SUPPLIED DATA:
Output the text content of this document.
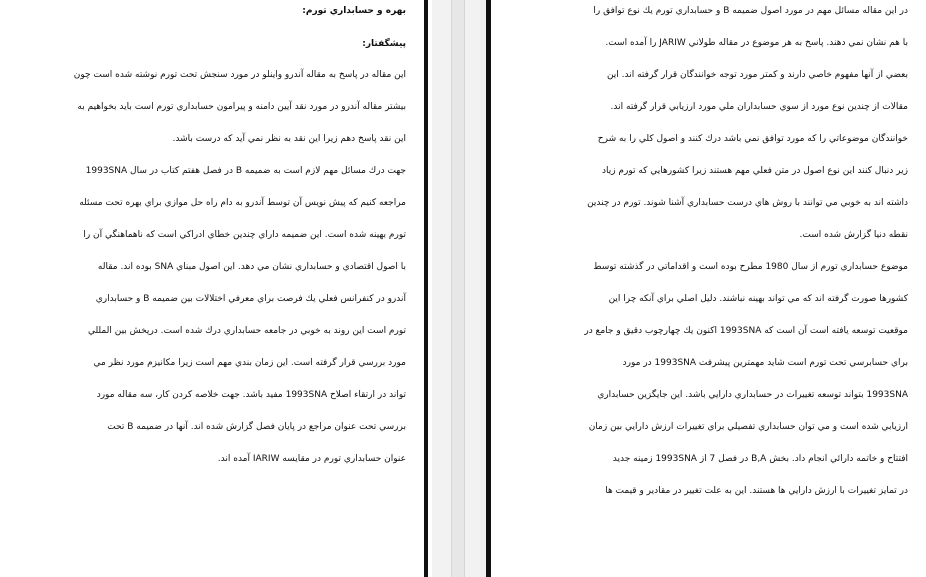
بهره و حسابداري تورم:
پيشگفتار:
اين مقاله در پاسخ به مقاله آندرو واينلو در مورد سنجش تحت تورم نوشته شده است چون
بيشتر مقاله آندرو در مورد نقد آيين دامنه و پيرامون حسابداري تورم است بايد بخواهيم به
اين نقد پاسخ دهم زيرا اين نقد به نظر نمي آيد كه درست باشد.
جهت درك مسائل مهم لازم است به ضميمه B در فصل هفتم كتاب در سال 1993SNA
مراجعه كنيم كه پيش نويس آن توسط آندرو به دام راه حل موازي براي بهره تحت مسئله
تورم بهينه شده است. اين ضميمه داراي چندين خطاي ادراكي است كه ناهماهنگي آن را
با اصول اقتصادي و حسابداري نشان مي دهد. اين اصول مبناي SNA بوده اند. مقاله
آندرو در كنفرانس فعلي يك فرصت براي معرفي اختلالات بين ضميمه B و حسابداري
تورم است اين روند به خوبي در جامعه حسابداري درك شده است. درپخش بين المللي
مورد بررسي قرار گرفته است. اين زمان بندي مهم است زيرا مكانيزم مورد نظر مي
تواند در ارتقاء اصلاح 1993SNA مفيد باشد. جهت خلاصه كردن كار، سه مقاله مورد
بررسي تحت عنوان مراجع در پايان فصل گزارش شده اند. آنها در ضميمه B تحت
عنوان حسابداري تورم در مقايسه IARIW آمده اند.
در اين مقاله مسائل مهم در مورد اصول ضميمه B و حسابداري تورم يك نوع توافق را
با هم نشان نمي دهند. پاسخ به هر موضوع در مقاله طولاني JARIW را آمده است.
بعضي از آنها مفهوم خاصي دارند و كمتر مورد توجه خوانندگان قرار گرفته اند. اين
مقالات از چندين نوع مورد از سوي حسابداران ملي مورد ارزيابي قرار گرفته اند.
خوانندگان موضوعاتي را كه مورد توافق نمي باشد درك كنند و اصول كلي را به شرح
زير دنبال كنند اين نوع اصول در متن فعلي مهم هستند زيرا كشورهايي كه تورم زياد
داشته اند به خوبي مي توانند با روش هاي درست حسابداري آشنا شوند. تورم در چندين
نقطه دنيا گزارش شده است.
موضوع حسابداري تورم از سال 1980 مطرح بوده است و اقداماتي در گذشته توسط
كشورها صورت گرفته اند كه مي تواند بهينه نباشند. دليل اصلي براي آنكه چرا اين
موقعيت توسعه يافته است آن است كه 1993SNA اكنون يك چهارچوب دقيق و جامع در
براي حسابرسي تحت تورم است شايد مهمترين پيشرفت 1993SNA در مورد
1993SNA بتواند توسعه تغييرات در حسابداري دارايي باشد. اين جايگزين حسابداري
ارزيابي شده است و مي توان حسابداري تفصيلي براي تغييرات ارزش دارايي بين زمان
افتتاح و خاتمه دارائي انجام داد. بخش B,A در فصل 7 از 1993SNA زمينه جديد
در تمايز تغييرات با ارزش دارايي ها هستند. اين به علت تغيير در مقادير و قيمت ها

EXERCISE TASK: Reproduce the material above in full, exactly, with no images.

RESULT FOR THIS TASK:
Output the text content of this document.
بهره و حسابداري تورم:
پيشگفتار:
اين مقاله در پاسخ به مقاله آندرو واينلو در مورد سنجش تحت تورم نوشته شده است چون
بيشتر مقاله آندرو در مورد نقد آيين دامنه و پيرامون حسابداري تورم است بايد بخواهيم به
اين نقد پاسخ دهم زيرا اين نقد به نظر نمي آيد كه درست باشد.
جهت درك مسائل مهم لازم است به ضميمه B در فصل هفتم كتاب در سال 1993SNA
مراجعه كنيم كه پيش نويس آن توسط آندرو به دام راه حل موازي براي بهره تحت مسئله
تورم بهينه شده است. اين ضميمه داراي چندين خطاي ادراكي است كه ناهماهنگي آن را
با اصول اقتصادي و حسابداري نشان مي دهد. اين اصول مبناي SNA بوده اند. مقاله
آندرو در كنفرانس فعلي يك فرصت براي معرفي اختلالات بين ضميمه B و حسابداري
تورم است اين روند به خوبي در جامعه حسابداري درك شده است. درپخش بين المللي
مورد بررسي قرار گرفته است. اين زمان بندي مهم است زيرا مكانيزم مورد نظر مي
تواند در ارتقاء اصلاح 1993SNA مفيد باشد. جهت خلاصه كردن كار، سه مقاله مورد
بررسي تحت عنوان مراجع در پايان فصل گزارش شده اند. آنها در ضميمه B تحت
عنوان حسابداري تورم در مقايسه IARIW آمده اند.
در اين مقاله مسائل مهم در مورد اصول ضميمه B و حسابداري تورم يك نوع توافق را
با هم نشان نمي دهند. پاسخ به هر موضوع در مقاله طولاني JARIW را آمده است.
بعضي از آنها مفهوم خاصي دارند و كمتر مورد توجه خوانندگان قرار گرفته اند. اين
مقالات از چندين نوع مورد از سوي حسابداران ملي مورد ارزيابي قرار گرفته اند.
خوانندگان موضوعاتي را كه مورد توافق نمي باشد درك كنند و اصول كلي را به شرح
زير دنبال كنند اين نوع اصول در متن فعلي مهم هستند زيرا كشورهايي كه تورم زياد
داشته اند به خوبي مي توانند با روش هاي درست حسابداري آشنا شوند. تورم در چندين
نقطه دنيا گزارش شده است.
موضوع حسابداري تورم از سال 1980 مطرح بوده است و اقداماتي در گذشته توسط
كشورها صورت گرفته اند كه مي تواند بهينه نباشند. دليل اصلي براي آنكه چرا اين
موقعيت توسعه يافته است آن است كه 1993SNA اكنون يك چهارچوب دقيق و جامع در
براي حسابرسي تحت تورم است شايد مهمترين پيشرفت 1993SNA در مورد
1993SNA بتواند توسعه تغييرات در حسابداري دارايي باشد. اين جايگزين حسابداري
ارزيابي شده است و مي توان حسابداري تفصيلي براي تغييرات ارزش دارايي بين زمان
افتتاح و خاتمه دارائي انجام داد. بخش B,A در فصل 7 از 1993SNA زمينه جديد
در تمايز تغييرات با ارزش دارايي ها هستند. اين به علت تغيير در مقادير و قيمت ها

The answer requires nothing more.